To do:
Produce the listing below again, exactly as shown.

Material for the task:
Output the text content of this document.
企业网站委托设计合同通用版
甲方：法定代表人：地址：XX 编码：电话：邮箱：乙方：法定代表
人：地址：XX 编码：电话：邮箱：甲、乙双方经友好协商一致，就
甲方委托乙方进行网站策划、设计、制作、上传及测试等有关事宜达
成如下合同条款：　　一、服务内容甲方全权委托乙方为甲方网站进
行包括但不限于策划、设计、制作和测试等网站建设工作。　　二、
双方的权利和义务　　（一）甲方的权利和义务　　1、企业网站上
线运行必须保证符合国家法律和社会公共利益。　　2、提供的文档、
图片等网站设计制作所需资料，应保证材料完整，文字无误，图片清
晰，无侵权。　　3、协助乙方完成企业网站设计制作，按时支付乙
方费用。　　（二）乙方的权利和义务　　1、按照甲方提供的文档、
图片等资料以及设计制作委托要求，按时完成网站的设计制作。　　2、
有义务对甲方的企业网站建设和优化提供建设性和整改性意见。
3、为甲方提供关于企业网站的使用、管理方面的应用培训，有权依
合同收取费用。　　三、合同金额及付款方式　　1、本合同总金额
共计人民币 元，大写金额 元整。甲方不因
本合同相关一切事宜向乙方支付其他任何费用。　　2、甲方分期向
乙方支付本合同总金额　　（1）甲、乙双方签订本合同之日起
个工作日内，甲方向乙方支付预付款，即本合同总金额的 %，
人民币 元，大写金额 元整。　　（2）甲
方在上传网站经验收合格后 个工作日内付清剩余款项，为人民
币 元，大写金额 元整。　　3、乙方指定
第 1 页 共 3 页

Final result:
Output the text content of this document.
企业网站委托设计合同通用版
甲方：法定代表人：地址：XX 编码：电话：邮箱：乙方：法定代表
人：地址：XX 编码：电话：邮箱：甲、乙双方经友好协商一致，就
甲方委托乙方进行网站策划、设计、制作、上传及测试等有关事宜达
成如下合同条款：　　一、服务内容甲方全权委托乙方为甲方网站进
行包括但不限于策划、设计、制作和测试等网站建设工作。　　二、
双方的权利和义务　　（一）甲方的权利和义务　　1、企业网站上
线运行必须保证符合国家法律和社会公共利益。　　2、提供的文档、
图片等网站设计制作所需资料，应保证材料完整，文字无误，图片清
晰，无侵权。　　3、协助乙方完成企业网站设计制作，按时支付乙
方费用。　　（二）乙方的权利和义务　　1、按照甲方提供的文档、
图片等资料以及设计制作委托要求，按时完成网站的设计制作。　　2、
有义务对甲方的企业网站建设和优化提供建设性和整改性意见。
3、为甲方提供关于企业网站的使用、管理方面的应用培训，有权依
合同收取费用。　　三、合同金额及付款方式　　1、本合同总金额
共计人民币 元，大写金额 元整。甲方不因
本合同相关一切事宜向乙方支付其他任何费用。　　2、甲方分期向
乙方支付本合同总金额　　（1）甲、乙双方签订本合同之日起
个工作日内，甲方向乙方支付预付款，即本合同总金额的 %，
人民币 元，大写金额 元整。　　（2）甲
方在上传网站经验收合格后 个工作日内付清剩余款项，为人民
币 元，大写金额 元整。　　3、乙方指定
第 1 页 共 3 页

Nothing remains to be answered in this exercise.